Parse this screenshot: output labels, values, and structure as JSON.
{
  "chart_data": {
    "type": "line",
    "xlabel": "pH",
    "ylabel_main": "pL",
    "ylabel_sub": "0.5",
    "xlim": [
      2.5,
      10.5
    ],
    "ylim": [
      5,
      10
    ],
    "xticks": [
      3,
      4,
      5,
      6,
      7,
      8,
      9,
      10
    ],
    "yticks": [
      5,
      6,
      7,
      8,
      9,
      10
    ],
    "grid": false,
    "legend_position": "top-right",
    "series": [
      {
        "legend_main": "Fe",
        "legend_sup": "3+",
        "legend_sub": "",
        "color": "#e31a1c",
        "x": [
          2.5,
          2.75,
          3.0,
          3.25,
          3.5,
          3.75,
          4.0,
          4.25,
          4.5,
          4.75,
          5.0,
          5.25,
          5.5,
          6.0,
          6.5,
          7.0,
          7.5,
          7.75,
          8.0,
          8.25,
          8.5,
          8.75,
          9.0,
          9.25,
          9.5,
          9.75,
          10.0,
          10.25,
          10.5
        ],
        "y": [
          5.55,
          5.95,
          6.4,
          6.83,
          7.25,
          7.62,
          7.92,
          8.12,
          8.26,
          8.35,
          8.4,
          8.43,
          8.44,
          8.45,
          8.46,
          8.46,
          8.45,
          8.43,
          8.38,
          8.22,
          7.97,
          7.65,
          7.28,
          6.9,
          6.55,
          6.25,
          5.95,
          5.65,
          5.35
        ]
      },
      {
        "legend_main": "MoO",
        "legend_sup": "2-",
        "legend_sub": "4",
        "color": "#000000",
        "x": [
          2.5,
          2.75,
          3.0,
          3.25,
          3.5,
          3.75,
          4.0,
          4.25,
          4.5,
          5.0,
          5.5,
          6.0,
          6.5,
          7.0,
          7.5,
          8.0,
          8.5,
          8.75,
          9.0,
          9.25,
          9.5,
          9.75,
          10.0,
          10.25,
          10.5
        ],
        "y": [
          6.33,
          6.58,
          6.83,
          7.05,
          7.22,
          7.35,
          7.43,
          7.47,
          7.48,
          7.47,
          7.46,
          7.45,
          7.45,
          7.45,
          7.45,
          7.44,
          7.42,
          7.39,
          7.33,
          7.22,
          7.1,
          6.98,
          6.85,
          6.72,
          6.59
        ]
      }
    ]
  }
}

------------

## PROBLEM STATEMENT
Please quote the records above exactly, without skipping a line.

## FINAL RESULT
Parse this screenshot: output labels, values, and structure as JSON.
{
  "chart_data": {
    "type": "line",
    "xlabel": "pH",
    "ylabel_main": "pL",
    "ylabel_sub": "0.5",
    "xlim": [
      2.5,
      10.5
    ],
    "ylim": [
      5,
      10
    ],
    "xticks": [
      3,
      4,
      5,
      6,
      7,
      8,
      9,
      10
    ],
    "yticks": [
      5,
      6,
      7,
      8,
      9,
      10
    ],
    "grid": false,
    "legend_position": "top-right",
    "series": [
      {
        "legend_main": "Fe",
        "legend_sup": "3+",
        "legend_sub": "",
        "color": "#e31a1c",
        "x": [
          2.5,
          2.75,
          3.0,
          3.25,
          3.5,
          3.75,
          4.0,
          4.25,
          4.5,
          4.75,
          5.0,
          5.25,
          5.5,
          6.0,
          6.5,
          7.0,
          7.5,
          7.75,
          8.0,
          8.25,
          8.5,
          8.75,
          9.0,
          9.25,
          9.5,
          9.75,
          10.0,
          10.25,
          10.5
        ],
        "y": [
          5.55,
          5.95,
          6.4,
          6.83,
          7.25,
          7.62,
          7.92,
          8.12,
          8.26,
          8.35,
          8.4,
          8.43,
          8.44,
          8.45,
          8.46,
          8.46,
          8.45,
          8.43,
          8.38,
          8.22,
          7.97,
          7.65,
          7.28,
          6.9,
          6.55,
          6.25,
          5.95,
          5.65,
          5.35
        ]
      },
      {
        "legend_main": "MoO",
        "legend_sup": "2-",
        "legend_sub": "4",
        "color": "#000000",
        "x": [
          2.5,
          2.75,
          3.0,
          3.25,
          3.5,
          3.75,
          4.0,
          4.25,
          4.5,
          5.0,
          5.5,
          6.0,
          6.5,
          7.0,
          7.5,
          8.0,
          8.5,
          8.75,
          9.0,
          9.25,
          9.5,
          9.75,
          10.0,
          10.25,
          10.5
        ],
        "y": [
          6.33,
          6.58,
          6.83,
          7.05,
          7.22,
          7.35,
          7.43,
          7.47,
          7.48,
          7.47,
          7.46,
          7.45,
          7.45,
          7.45,
          7.45,
          7.44,
          7.42,
          7.39,
          7.33,
          7.22,
          7.1,
          6.98,
          6.85,
          6.72,
          6.59
        ]
      }
    ]
  }
}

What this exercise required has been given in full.